Extracted records:
## BEGIN

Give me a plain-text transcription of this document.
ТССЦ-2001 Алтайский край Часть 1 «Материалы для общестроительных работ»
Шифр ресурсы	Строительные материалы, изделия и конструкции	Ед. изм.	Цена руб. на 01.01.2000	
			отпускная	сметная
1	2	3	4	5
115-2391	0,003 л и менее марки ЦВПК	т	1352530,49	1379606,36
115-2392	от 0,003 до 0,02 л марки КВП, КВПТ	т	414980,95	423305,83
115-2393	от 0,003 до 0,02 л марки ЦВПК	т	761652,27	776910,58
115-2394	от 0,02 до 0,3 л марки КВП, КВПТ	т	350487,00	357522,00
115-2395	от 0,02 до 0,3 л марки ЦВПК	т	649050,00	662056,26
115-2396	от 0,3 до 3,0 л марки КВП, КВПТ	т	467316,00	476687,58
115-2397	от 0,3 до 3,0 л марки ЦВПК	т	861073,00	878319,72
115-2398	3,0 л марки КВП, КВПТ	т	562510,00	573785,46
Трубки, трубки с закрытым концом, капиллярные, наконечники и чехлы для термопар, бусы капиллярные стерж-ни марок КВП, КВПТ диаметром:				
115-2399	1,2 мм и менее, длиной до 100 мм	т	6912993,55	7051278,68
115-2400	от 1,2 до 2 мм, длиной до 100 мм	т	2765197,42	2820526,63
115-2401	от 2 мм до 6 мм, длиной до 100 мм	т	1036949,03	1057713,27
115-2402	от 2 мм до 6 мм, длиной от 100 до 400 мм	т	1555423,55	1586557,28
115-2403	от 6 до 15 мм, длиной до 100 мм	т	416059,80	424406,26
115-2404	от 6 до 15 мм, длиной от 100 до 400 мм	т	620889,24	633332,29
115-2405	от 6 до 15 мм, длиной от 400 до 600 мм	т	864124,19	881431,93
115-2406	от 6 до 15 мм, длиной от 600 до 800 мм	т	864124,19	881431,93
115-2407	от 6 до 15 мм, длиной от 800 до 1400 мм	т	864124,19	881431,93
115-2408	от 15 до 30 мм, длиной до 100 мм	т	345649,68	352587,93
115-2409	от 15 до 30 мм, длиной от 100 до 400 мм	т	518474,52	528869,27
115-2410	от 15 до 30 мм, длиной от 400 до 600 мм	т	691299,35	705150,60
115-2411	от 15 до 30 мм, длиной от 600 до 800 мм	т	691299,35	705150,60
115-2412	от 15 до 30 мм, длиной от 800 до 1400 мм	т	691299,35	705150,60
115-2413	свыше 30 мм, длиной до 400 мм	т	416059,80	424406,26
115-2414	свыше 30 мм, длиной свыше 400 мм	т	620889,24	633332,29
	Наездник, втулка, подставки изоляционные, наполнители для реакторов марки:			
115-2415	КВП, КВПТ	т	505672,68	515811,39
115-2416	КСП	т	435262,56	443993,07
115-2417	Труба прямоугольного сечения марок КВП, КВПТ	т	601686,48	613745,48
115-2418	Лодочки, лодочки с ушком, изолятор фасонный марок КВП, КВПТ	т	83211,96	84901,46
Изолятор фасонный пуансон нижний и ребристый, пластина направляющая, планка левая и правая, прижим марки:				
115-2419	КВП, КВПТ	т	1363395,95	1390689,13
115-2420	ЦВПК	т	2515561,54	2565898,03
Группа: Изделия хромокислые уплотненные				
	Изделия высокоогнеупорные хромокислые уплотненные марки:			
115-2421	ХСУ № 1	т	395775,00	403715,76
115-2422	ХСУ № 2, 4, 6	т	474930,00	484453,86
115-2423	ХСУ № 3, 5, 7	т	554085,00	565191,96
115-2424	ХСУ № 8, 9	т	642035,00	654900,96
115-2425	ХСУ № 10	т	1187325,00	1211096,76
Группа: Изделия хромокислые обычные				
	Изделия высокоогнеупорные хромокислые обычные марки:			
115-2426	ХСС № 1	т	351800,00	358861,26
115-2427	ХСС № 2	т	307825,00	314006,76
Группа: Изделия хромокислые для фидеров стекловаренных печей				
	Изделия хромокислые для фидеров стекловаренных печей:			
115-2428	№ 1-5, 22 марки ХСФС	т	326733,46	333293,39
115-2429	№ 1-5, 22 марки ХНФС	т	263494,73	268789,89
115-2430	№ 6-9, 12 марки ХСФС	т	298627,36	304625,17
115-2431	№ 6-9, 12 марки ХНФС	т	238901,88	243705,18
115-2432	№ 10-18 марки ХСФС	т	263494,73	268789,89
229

## END

EXERCISE AIM -> How many lines in the listing above contain the string "печей"? Answer with the number only.

FINAL RESULT -> 2